(Saved data entries)
-- Start --

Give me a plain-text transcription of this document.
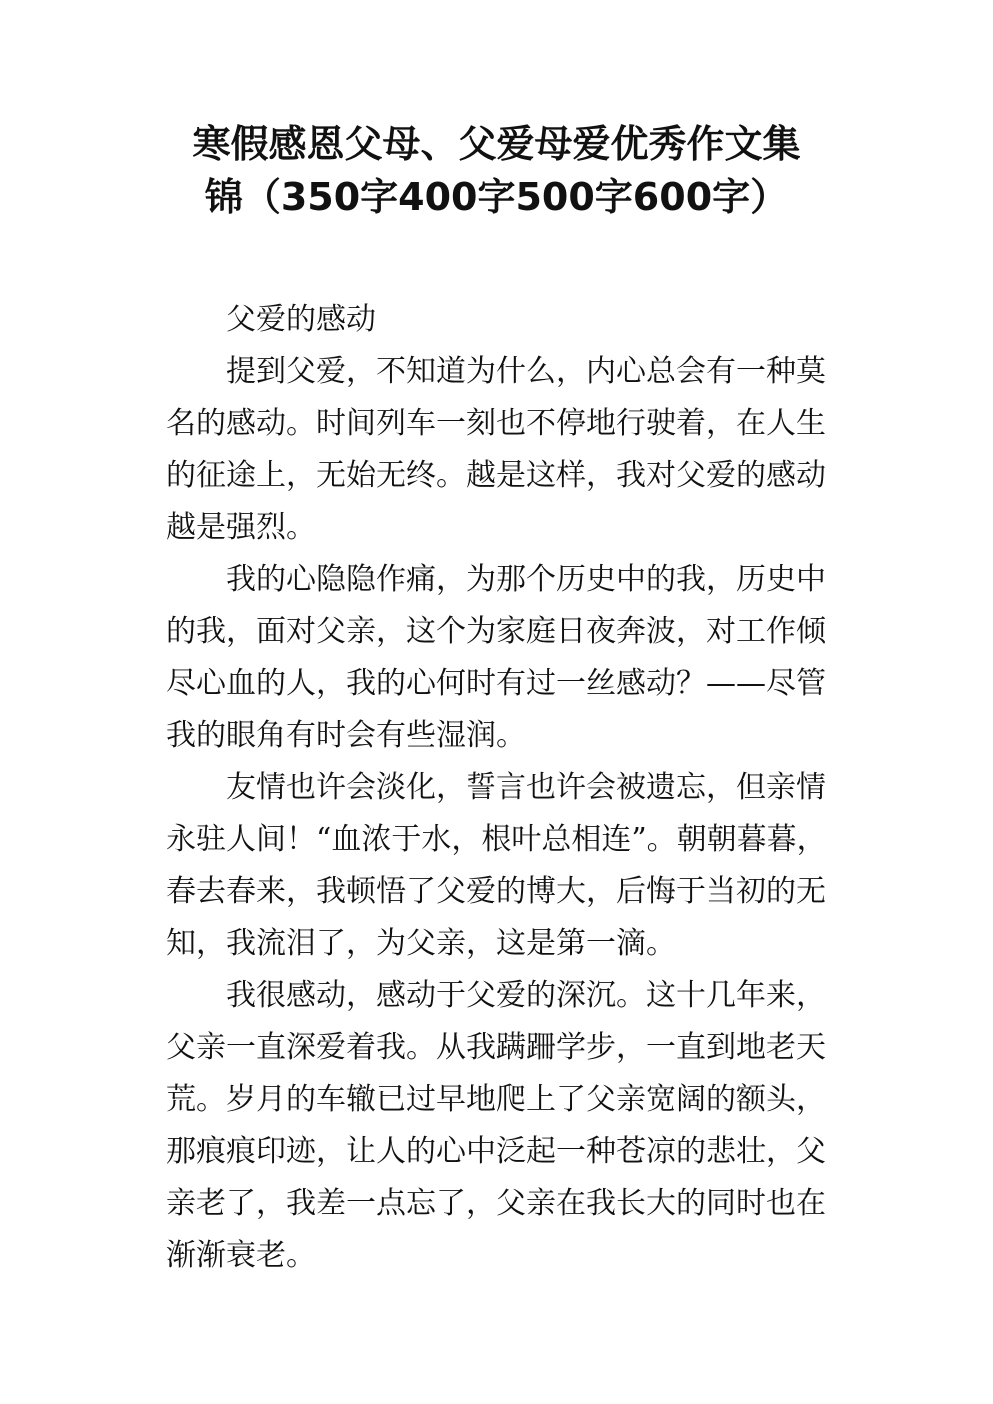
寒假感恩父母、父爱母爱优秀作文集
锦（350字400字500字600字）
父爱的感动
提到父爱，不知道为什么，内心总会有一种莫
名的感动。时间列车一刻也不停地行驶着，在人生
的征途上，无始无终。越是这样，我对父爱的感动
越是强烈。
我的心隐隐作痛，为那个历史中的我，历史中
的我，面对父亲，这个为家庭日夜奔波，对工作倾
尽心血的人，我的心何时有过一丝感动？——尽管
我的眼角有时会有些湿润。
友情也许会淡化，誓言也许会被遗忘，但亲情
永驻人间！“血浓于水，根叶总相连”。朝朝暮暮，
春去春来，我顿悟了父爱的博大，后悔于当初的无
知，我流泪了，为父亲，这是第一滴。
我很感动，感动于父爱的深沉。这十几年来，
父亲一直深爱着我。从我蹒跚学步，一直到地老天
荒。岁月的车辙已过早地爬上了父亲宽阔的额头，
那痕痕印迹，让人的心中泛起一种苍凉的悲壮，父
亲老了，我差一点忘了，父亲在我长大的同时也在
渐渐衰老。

-- End --

*AIM:* Without including the pictures, reproduce all entries exactly.

*TASK RESPONSE:*
Give me a plain-text transcription of this document.
寒假感恩父母、父爱母爱优秀作文集
锦（350字400字500字600字）
父爱的感动
提到父爱，不知道为什么，内心总会有一种莫
名的感动。时间列车一刻也不停地行驶着，在人生
的征途上，无始无终。越是这样，我对父爱的感动
越是强烈。
我的心隐隐作痛，为那个历史中的我，历史中
的我，面对父亲，这个为家庭日夜奔波，对工作倾
尽心血的人，我的心何时有过一丝感动？——尽管
我的眼角有时会有些湿润。
友情也许会淡化，誓言也许会被遗忘，但亲情
永驻人间！“血浓于水，根叶总相连”。朝朝暮暮，
春去春来，我顿悟了父爱的博大，后悔于当初的无
知，我流泪了，为父亲，这是第一滴。
我很感动，感动于父爱的深沉。这十几年来，
父亲一直深爱着我。从我蹒跚学步，一直到地老天
荒。岁月的车辙已过早地爬上了父亲宽阔的额头，
那痕痕印迹，让人的心中泛起一种苍凉的悲壮，父
亲老了，我差一点忘了，父亲在我长大的同时也在
渐渐衰老。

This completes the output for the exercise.